● **REQUIRED WORK**
Return all entries precisely as they stand, without the images.

● **DATA PROVIDED**
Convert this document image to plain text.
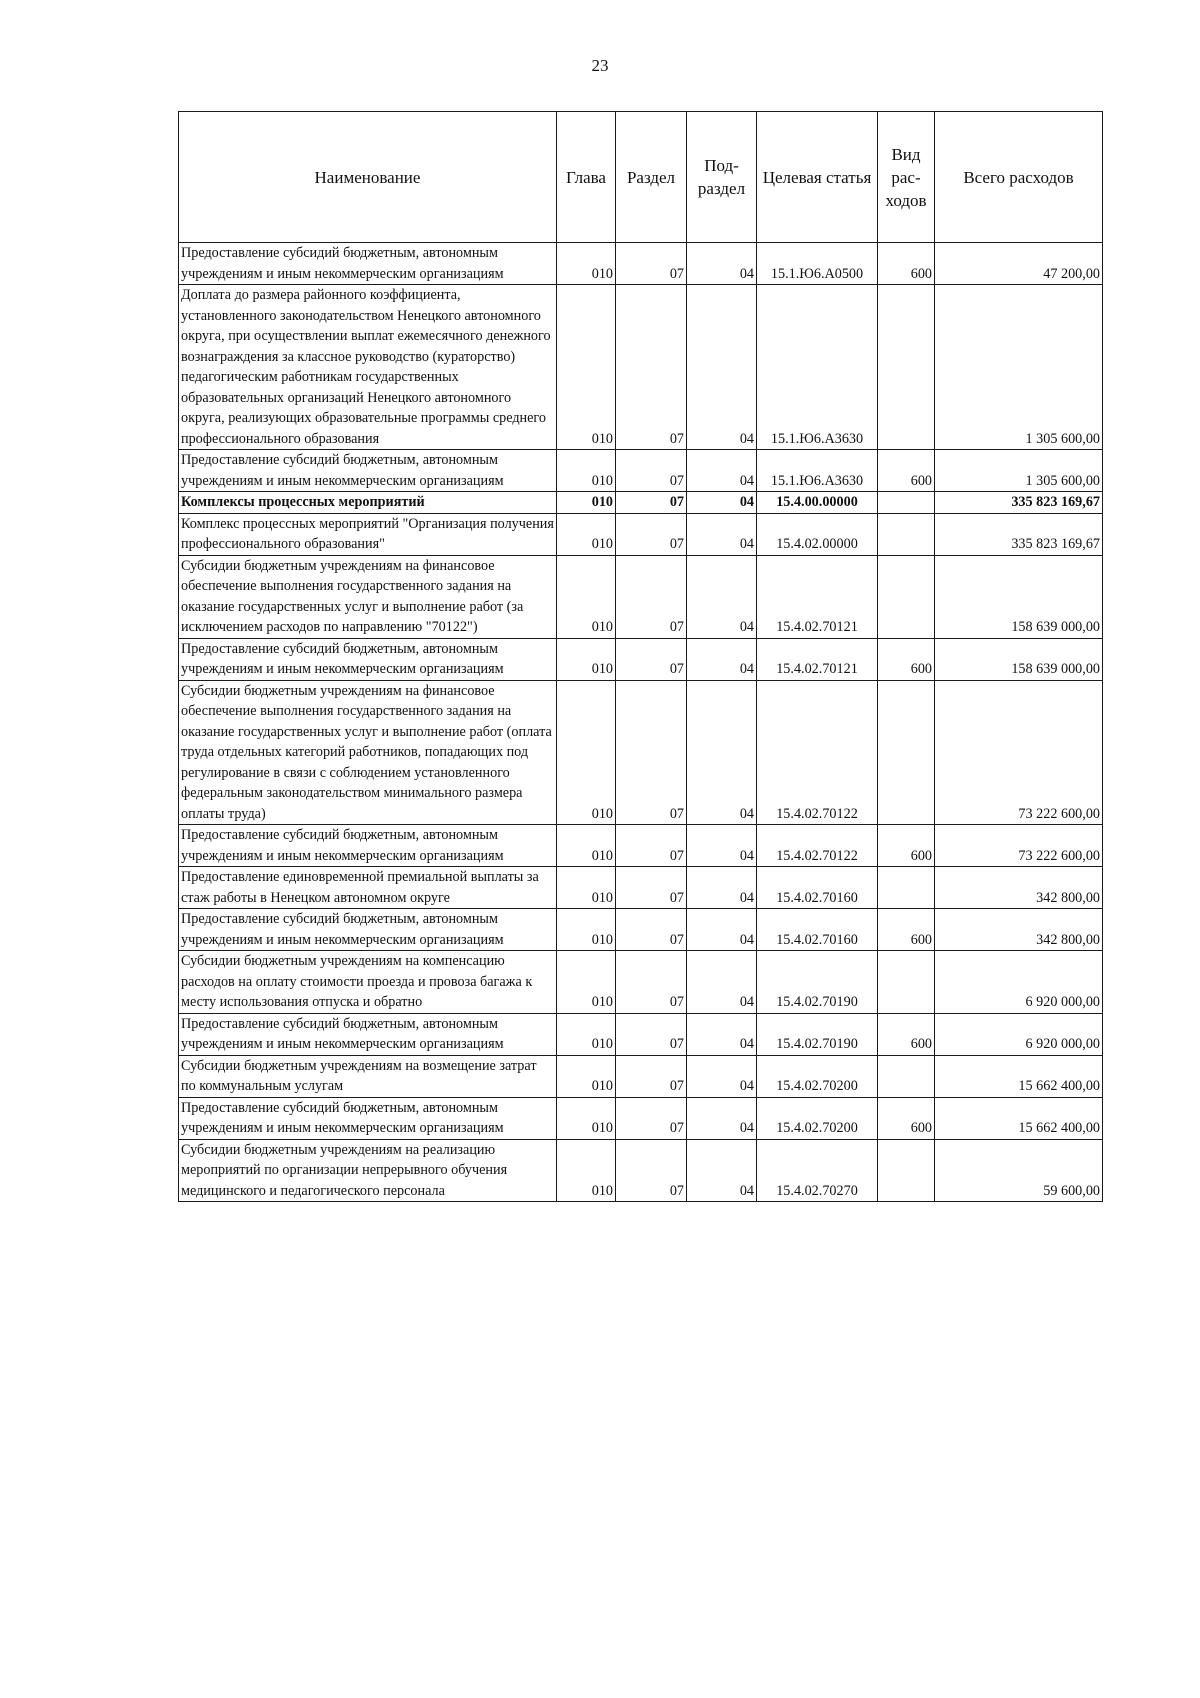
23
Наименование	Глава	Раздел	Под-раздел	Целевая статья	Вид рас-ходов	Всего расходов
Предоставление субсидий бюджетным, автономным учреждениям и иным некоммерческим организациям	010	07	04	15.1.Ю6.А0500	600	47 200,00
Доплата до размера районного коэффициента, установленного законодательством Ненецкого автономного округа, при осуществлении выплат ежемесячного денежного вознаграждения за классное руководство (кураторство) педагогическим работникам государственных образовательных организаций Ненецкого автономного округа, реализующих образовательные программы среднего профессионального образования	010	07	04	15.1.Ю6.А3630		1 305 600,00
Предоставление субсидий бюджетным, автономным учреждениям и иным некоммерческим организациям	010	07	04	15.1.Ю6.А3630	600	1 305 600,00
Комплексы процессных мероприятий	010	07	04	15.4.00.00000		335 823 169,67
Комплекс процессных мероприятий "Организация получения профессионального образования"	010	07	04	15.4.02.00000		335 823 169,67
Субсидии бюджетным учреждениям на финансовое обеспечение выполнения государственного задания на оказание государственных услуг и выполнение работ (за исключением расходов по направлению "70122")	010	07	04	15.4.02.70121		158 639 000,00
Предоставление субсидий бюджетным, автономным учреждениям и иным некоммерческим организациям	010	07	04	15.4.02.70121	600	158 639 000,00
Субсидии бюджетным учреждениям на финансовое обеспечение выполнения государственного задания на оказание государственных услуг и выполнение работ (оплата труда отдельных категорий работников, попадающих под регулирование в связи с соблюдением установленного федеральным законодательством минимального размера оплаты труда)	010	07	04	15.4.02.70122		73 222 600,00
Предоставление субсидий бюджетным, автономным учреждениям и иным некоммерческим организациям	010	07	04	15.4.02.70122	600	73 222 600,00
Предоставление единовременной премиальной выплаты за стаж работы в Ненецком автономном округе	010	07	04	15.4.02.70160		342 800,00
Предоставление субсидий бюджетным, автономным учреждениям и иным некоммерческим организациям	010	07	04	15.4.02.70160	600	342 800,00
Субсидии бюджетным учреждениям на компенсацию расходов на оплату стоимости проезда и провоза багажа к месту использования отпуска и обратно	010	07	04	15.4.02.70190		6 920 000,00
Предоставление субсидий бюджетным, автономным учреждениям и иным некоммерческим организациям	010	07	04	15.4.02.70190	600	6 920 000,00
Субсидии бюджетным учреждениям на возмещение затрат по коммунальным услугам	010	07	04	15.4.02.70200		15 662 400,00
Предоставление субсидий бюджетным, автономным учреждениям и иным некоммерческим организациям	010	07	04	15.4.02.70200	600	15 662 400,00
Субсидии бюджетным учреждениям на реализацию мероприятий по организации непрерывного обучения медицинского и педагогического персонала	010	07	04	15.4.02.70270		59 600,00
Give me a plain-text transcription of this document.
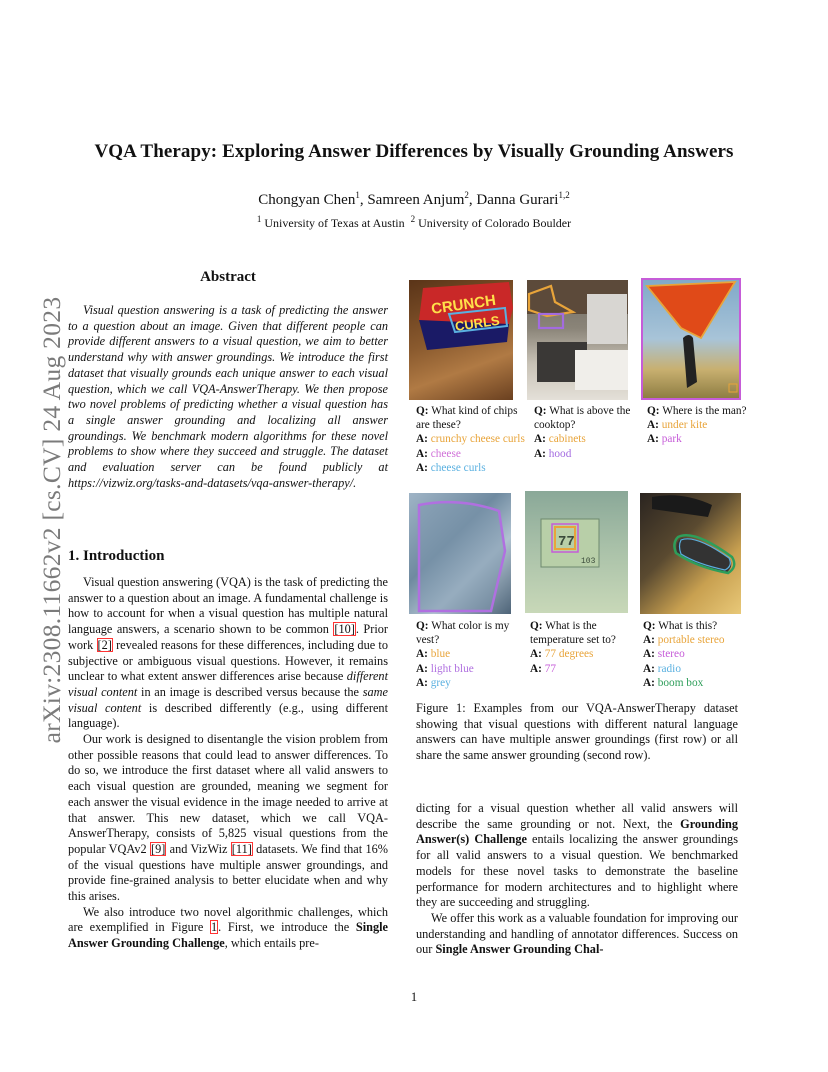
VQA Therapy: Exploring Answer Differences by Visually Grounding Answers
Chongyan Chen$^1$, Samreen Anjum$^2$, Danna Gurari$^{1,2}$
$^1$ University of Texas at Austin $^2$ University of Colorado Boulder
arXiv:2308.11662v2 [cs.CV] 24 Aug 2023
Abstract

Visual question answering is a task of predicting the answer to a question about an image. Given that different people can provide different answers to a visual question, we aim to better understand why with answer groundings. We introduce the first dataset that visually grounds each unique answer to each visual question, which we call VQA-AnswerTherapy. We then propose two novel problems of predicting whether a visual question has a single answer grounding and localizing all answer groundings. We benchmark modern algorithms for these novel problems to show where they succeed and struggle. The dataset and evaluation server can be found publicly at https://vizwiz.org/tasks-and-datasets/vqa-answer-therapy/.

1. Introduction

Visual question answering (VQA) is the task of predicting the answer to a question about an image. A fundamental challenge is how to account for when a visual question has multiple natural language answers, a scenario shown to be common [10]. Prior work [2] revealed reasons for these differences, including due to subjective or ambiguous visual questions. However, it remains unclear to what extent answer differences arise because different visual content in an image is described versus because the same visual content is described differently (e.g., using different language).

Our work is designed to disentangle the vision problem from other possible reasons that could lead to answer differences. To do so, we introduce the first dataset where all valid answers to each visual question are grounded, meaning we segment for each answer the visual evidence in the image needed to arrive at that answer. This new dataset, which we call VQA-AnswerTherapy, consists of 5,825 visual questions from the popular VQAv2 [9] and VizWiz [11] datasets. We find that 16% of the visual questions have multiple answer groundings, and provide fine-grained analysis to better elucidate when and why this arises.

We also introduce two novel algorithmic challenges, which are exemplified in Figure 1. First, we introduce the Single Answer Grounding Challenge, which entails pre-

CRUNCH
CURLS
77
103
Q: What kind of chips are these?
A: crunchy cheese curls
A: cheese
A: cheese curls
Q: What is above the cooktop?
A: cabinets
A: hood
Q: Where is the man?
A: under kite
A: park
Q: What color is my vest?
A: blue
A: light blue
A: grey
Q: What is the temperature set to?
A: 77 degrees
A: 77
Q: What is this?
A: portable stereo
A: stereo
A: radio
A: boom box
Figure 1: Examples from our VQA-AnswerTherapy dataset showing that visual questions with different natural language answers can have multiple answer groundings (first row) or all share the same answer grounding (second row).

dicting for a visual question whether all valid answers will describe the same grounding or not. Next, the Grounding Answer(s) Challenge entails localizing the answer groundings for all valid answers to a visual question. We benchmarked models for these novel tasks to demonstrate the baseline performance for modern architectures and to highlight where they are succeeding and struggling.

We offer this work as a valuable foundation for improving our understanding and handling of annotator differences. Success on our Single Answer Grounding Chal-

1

● **OUTPUT BELOW**
Convert this document image to plain text.
23
Наименование	Глава	Раздел	Под-раздел	Целевая статья	Вид рас-ходов	Всего расходов
Предоставление субсидий бюджетным, автономным учреждениям и иным некоммерческим организациям	010	07	04	15.1.Ю6.А0500	600	47 200,00
Доплата до размера районного коэффициента, установленного законодательством Ненецкого автономного округа, при осуществлении выплат ежемесячного денежного вознаграждения за классное руководство (кураторство) педагогическим работникам государственных образовательных организаций Ненецкого автономного округа, реализующих образовательные программы среднего профессионального образования	010	07	04	15.1.Ю6.А3630		1 305 600,00
Предоставление субсидий бюджетным, автономным учреждениям и иным некоммерческим организациям	010	07	04	15.1.Ю6.А3630	600	1 305 600,00
Комплексы процессных мероприятий	010	07	04	15.4.00.00000		335 823 169,67
Комплекс процессных мероприятий "Организация получения профессионального образования"	010	07	04	15.4.02.00000		335 823 169,67
Субсидии бюджетным учреждениям на финансовое обеспечение выполнения государственного задания на оказание государственных услуг и выполнение работ (за исключением расходов по направлению "70122")	010	07	04	15.4.02.70121		158 639 000,00
Предоставление субсидий бюджетным, автономным учреждениям и иным некоммерческим организациям	010	07	04	15.4.02.70121	600	158 639 000,00
Субсидии бюджетным учреждениям на финансовое обеспечение выполнения государственного задания на оказание государственных услуг и выполнение работ (оплата труда отдельных категорий работников, попадающих под регулирование в связи с соблюдением установленного федеральным законодательством минимального размера оплаты труда)	010	07	04	15.4.02.70122		73 222 600,00
Предоставление субсидий бюджетным, автономным учреждениям и иным некоммерческим организациям	010	07	04	15.4.02.70122	600	73 222 600,00
Предоставление единовременной премиальной выплаты за стаж работы в Ненецком автономном округе	010	07	04	15.4.02.70160		342 800,00
Предоставление субсидий бюджетным, автономным учреждениям и иным некоммерческим организациям	010	07	04	15.4.02.70160	600	342 800,00
Субсидии бюджетным учреждениям на компенсацию расходов на оплату стоимости проезда и провоза багажа к месту использования отпуска и обратно	010	07	04	15.4.02.70190		6 920 000,00
Предоставление субсидий бюджетным, автономным учреждениям и иным некоммерческим организациям	010	07	04	15.4.02.70190	600	6 920 000,00
Субсидии бюджетным учреждениям на возмещение затрат по коммунальным услугам	010	07	04	15.4.02.70200		15 662 400,00
Предоставление субсидий бюджетным, автономным учреждениям и иным некоммерческим организациям	010	07	04	15.4.02.70200	600	15 662 400,00
Субсидии бюджетным учреждениям на реализацию мероприятий по организации непрерывного обучения медицинского и педагогического персонала	010	07	04	15.4.02.70270		59 600,00
Give me a plain-text transcription of this document.
VQA Therapy: Exploring Answer Differences by Visually Grounding Answers
Chongyan Chen$^1$, Samreen Anjum$^2$, Danna Gurari$^{1,2}$
$^1$ University of Texas at Austin $^2$ University of Colorado Boulder
arXiv:2308.11662v2 [cs.CV] 24 Aug 2023
Abstract

Visual question answering is a task of predicting the answer to a question about an image. Given that different people can provide different answers to a visual question, we aim to better understand why with answer groundings. We introduce the first dataset that visually grounds each unique answer to each visual question, which we call VQA-AnswerTherapy. We then propose two novel problems of predicting whether a visual question has a single answer grounding and localizing all answer groundings. We benchmark modern algorithms for these novel problems to show where they succeed and struggle. The dataset and evaluation server can be found publicly at https://vizwiz.org/tasks-and-datasets/vqa-answer-therapy/.

1. Introduction

Visual question answering (VQA) is the task of predicting the answer to a question about an image. A fundamental challenge is how to account for when a visual question has multiple natural language answers, a scenario shown to be common [10]. Prior work [2] revealed reasons for these differences, including due to subjective or ambiguous visual questions. However, it remains unclear to what extent answer differences arise because different visual content in an image is described versus because the same visual content is described differently (e.g., using different language).

Our work is designed to disentangle the vision problem from other possible reasons that could lead to answer differences. To do so, we introduce the first dataset where all valid answers to each visual question are grounded, meaning we segment for each answer the visual evidence in the image needed to arrive at that answer. This new dataset, which we call VQA-AnswerTherapy, consists of 5,825 visual questions from the popular VQAv2 [9] and VizWiz [11] datasets. We find that 16% of the visual questions have multiple answer groundings, and provide fine-grained analysis to better elucidate when and why this arises.

We also introduce two novel algorithmic challenges, which are exemplified in Figure 1. First, we introduce the Single Answer Grounding Challenge, which entails pre-

CRUNCH
CURLS
77
103
Q: What kind of chips are these?
A: crunchy cheese curls
A: cheese
A: cheese curls
Q: What is above the cooktop?
A: cabinets
A: hood
Q: Where is the man?
A: under kite
A: park
Q: What color is my vest?
A: blue
A: light blue
A: grey
Q: What is the temperature set to?
A: 77 degrees
A: 77
Q: What is this?
A: portable stereo
A: stereo
A: radio
A: boom box
Figure 1: Examples from our VQA-AnswerTherapy dataset showing that visual questions with different natural language answers can have multiple answer groundings (first row) or all share the same answer grounding (second row).

dicting for a visual question whether all valid answers will describe the same grounding or not. Next, the Grounding Answer(s) Challenge entails localizing the answer groundings for all valid answers to a visual question. We benchmarked models for these novel tasks to demonstrate the baseline performance for modern architectures and to highlight where they are succeeding and struggling.

We offer this work as a valuable foundation for improving our understanding and handling of annotator differences. Success on our Single Answer Grounding Chal-

1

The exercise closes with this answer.